▶ **Data entries for graphics**:
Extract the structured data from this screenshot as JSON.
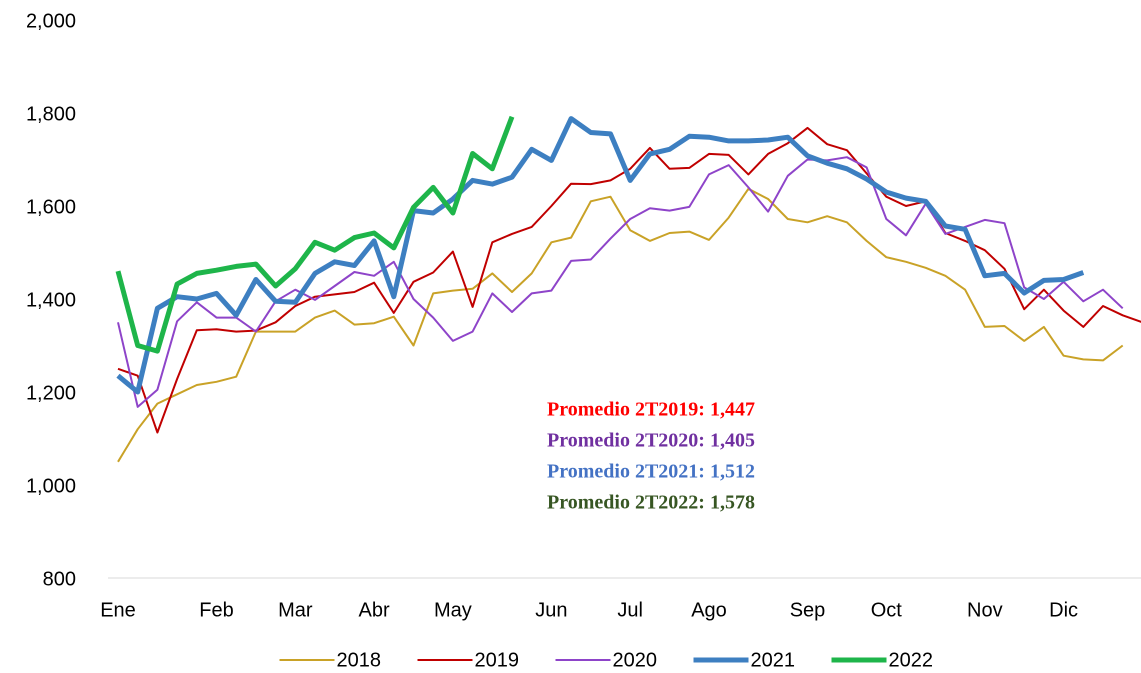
{
  "chart_data": {
    "type": "line",
    "categories": [
      "Ene",
      null,
      null,
      null,
      null,
      "Feb",
      null,
      null,
      null,
      "Mar",
      null,
      null,
      null,
      "Abr",
      null,
      null,
      null,
      "May",
      null,
      null,
      null,
      null,
      "Jun",
      null,
      null,
      null,
      "Jul",
      null,
      null,
      null,
      "Ago",
      null,
      null,
      null,
      null,
      "Sep",
      null,
      null,
      null,
      "Oct",
      null,
      null,
      null,
      null,
      "Nov",
      null,
      null,
      null,
      "Dic",
      null,
      null,
      null,
      null
    ],
    "ylim": [
      800,
      2000
    ],
    "yticks": [
      800,
      {
        "value": 1000,
        "label": "1,000"
      },
      {
        "value": 1200,
        "label": "1,200"
      },
      {
        "value": 1400,
        "label": "1,400"
      },
      {
        "value": 1600,
        "label": "1,600"
      },
      {
        "value": 1800,
        "label": "1,800"
      },
      {
        "value": 2000,
        "label": "2,000"
      }
    ],
    "grid": false,
    "legend": "bottom",
    "series": [
      {
        "name": "2018",
        "color": "#c9a227",
        "width": 2,
        "values": [
          1050,
          1120,
          1175,
          1195,
          1215,
          1222,
          1233,
          1330,
          1330,
          1330,
          1360,
          1375,
          1345,
          1348,
          1362,
          1300,
          1412,
          1418,
          1422,
          1455,
          1415,
          1455,
          1522,
          1532,
          1610,
          1620,
          1548,
          1525,
          1542,
          1545,
          1527,
          1575,
          1637,
          1615,
          1572,
          1565,
          1578,
          1565,
          1525,
          1490,
          1480,
          1467,
          1450,
          1420,
          1340,
          1342,
          1310,
          1340,
          1278,
          1270,
          1268,
          1300,
          null
        ]
      },
      {
        "name": "2019",
        "color": "#c00000",
        "width": 2,
        "values": [
          1250,
          1235,
          1113,
          1228,
          1333,
          1335,
          1330,
          1332,
          1350,
          1385,
          1405,
          1410,
          1415,
          1435,
          1370,
          1437,
          1457,
          1502,
          1383,
          1522,
          1540,
          1555,
          1600,
          1648,
          1647,
          1655,
          1680,
          1725,
          1680,
          1682,
          1712,
          1710,
          1668,
          1712,
          1735,
          1768,
          1733,
          1720,
          1670,
          1620,
          1600,
          1610,
          1542,
          1525,
          1505,
          1465,
          1378,
          1420,
          1375,
          1340,
          1385,
          1365,
          1350
        ]
      },
      {
        "name": "2020",
        "color": "#8e44c9",
        "width": 2,
        "values": [
          1350,
          1168,
          1205,
          1352,
          1393,
          1360,
          1360,
          1330,
          1395,
          1420,
          1398,
          1428,
          1458,
          1450,
          1480,
          1400,
          1360,
          1310,
          1330,
          1412,
          1372,
          1412,
          1418,
          1482,
          1485,
          1530,
          1572,
          1595,
          1590,
          1598,
          1668,
          1688,
          1640,
          1588,
          1665,
          1700,
          1698,
          1705,
          1683,
          1572,
          1537,
          1605,
          1540,
          1555,
          1570,
          1563,
          1425,
          1400,
          1437,
          1395,
          1420,
          1380,
          null
        ]
      },
      {
        "name": "2021",
        "color": "#3d7fc1",
        "width": 5,
        "values": [
          1235,
          1200,
          1380,
          1405,
          1400,
          1412,
          1365,
          1442,
          1395,
          1393,
          1455,
          1480,
          1472,
          1525,
          1405,
          1590,
          1585,
          1615,
          1655,
          1647,
          1662,
          1722,
          1698,
          1788,
          1758,
          1755,
          1655,
          1712,
          1722,
          1750,
          1748,
          1740,
          1740,
          1742,
          1748,
          1708,
          1692,
          1680,
          1658,
          1630,
          1617,
          1610,
          1557,
          1550,
          1450,
          1455,
          1413,
          1440,
          1442,
          1457,
          null,
          null,
          null
        ]
      },
      {
        "name": "2022",
        "color": "#1eb54a",
        "width": 5,
        "values": [
          1460,
          1300,
          1288,
          1432,
          1455,
          1462,
          1470,
          1475,
          1428,
          1465,
          1522,
          1505,
          1532,
          1542,
          1510,
          1597,
          1640,
          1585,
          1713,
          1680,
          1792,
          null,
          null,
          null,
          null,
          null,
          null,
          null,
          null,
          null,
          null,
          null,
          null,
          null,
          null,
          null,
          null,
          null,
          null,
          null,
          null,
          null,
          null,
          null,
          null,
          null,
          null,
          null,
          null,
          null,
          null,
          null,
          null
        ]
      }
    ],
    "annotations": [
      {
        "text": "Promedio 2T2019: 1,447",
        "color": "#ff0000"
      },
      {
        "text": "Promedio 2T2020: 1,405",
        "color": "#7030a0"
      },
      {
        "text": "Promedio 2T2021: 1,512",
        "color": "#4472c4"
      },
      {
        "text": "Promedio 2T2022: 1,578",
        "color": "#375623"
      }
    ]
  }
}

▶ **TASK INSTRUCTIONS**:
Without including any picture, repeat the data exactly.

▶ **RESPONSE FOR THIS EXERCISE**:
Extract the structured data from this screenshot as JSON.
{
  "chart_data": {
    "type": "line",
    "categories": [
      "Ene",
      null,
      null,
      null,
      null,
      "Feb",
      null,
      null,
      null,
      "Mar",
      null,
      null,
      null,
      "Abr",
      null,
      null,
      null,
      "May",
      null,
      null,
      null,
      null,
      "Jun",
      null,
      null,
      null,
      "Jul",
      null,
      null,
      null,
      "Ago",
      null,
      null,
      null,
      null,
      "Sep",
      null,
      null,
      null,
      "Oct",
      null,
      null,
      null,
      null,
      "Nov",
      null,
      null,
      null,
      "Dic",
      null,
      null,
      null,
      null
    ],
    "ylim": [
      800,
      2000
    ],
    "yticks": [
      800,
      {
        "value": 1000,
        "label": "1,000"
      },
      {
        "value": 1200,
        "label": "1,200"
      },
      {
        "value": 1400,
        "label": "1,400"
      },
      {
        "value": 1600,
        "label": "1,600"
      },
      {
        "value": 1800,
        "label": "1,800"
      },
      {
        "value": 2000,
        "label": "2,000"
      }
    ],
    "grid": false,
    "legend": "bottom",
    "series": [
      {
        "name": "2018",
        "color": "#c9a227",
        "width": 2,
        "values": [
          1050,
          1120,
          1175,
          1195,
          1215,
          1222,
          1233,
          1330,
          1330,
          1330,
          1360,
          1375,
          1345,
          1348,
          1362,
          1300,
          1412,
          1418,
          1422,
          1455,
          1415,
          1455,
          1522,
          1532,
          1610,
          1620,
          1548,
          1525,
          1542,
          1545,
          1527,
          1575,
          1637,
          1615,
          1572,
          1565,
          1578,
          1565,
          1525,
          1490,
          1480,
          1467,
          1450,
          1420,
          1340,
          1342,
          1310,
          1340,
          1278,
          1270,
          1268,
          1300,
          null
        ]
      },
      {
        "name": "2019",
        "color": "#c00000",
        "width": 2,
        "values": [
          1250,
          1235,
          1113,
          1228,
          1333,
          1335,
          1330,
          1332,
          1350,
          1385,
          1405,
          1410,
          1415,
          1435,
          1370,
          1437,
          1457,
          1502,
          1383,
          1522,
          1540,
          1555,
          1600,
          1648,
          1647,
          1655,
          1680,
          1725,
          1680,
          1682,
          1712,
          1710,
          1668,
          1712,
          1735,
          1768,
          1733,
          1720,
          1670,
          1620,
          1600,
          1610,
          1542,
          1525,
          1505,
          1465,
          1378,
          1420,
          1375,
          1340,
          1385,
          1365,
          1350
        ]
      },
      {
        "name": "2020",
        "color": "#8e44c9",
        "width": 2,
        "values": [
          1350,
          1168,
          1205,
          1352,
          1393,
          1360,
          1360,
          1330,
          1395,
          1420,
          1398,
          1428,
          1458,
          1450,
          1480,
          1400,
          1360,
          1310,
          1330,
          1412,
          1372,
          1412,
          1418,
          1482,
          1485,
          1530,
          1572,
          1595,
          1590,
          1598,
          1668,
          1688,
          1640,
          1588,
          1665,
          1700,
          1698,
          1705,
          1683,
          1572,
          1537,
          1605,
          1540,
          1555,
          1570,
          1563,
          1425,
          1400,
          1437,
          1395,
          1420,
          1380,
          null
        ]
      },
      {
        "name": "2021",
        "color": "#3d7fc1",
        "width": 5,
        "values": [
          1235,
          1200,
          1380,
          1405,
          1400,
          1412,
          1365,
          1442,
          1395,
          1393,
          1455,
          1480,
          1472,
          1525,
          1405,
          1590,
          1585,
          1615,
          1655,
          1647,
          1662,
          1722,
          1698,
          1788,
          1758,
          1755,
          1655,
          1712,
          1722,
          1750,
          1748,
          1740,
          1740,
          1742,
          1748,
          1708,
          1692,
          1680,
          1658,
          1630,
          1617,
          1610,
          1557,
          1550,
          1450,
          1455,
          1413,
          1440,
          1442,
          1457,
          null,
          null,
          null
        ]
      },
      {
        "name": "2022",
        "color": "#1eb54a",
        "width": 5,
        "values": [
          1460,
          1300,
          1288,
          1432,
          1455,
          1462,
          1470,
          1475,
          1428,
          1465,
          1522,
          1505,
          1532,
          1542,
          1510,
          1597,
          1640,
          1585,
          1713,
          1680,
          1792,
          null,
          null,
          null,
          null,
          null,
          null,
          null,
          null,
          null,
          null,
          null,
          null,
          null,
          null,
          null,
          null,
          null,
          null,
          null,
          null,
          null,
          null,
          null,
          null,
          null,
          null,
          null,
          null,
          null,
          null,
          null,
          null
        ]
      }
    ],
    "annotations": [
      {
        "text": "Promedio 2T2019: 1,447",
        "color": "#ff0000"
      },
      {
        "text": "Promedio 2T2020: 1,405",
        "color": "#7030a0"
      },
      {
        "text": "Promedio 2T2021: 1,512",
        "color": "#4472c4"
      },
      {
        "text": "Promedio 2T2022: 1,578",
        "color": "#375623"
      }
    ]
  }
}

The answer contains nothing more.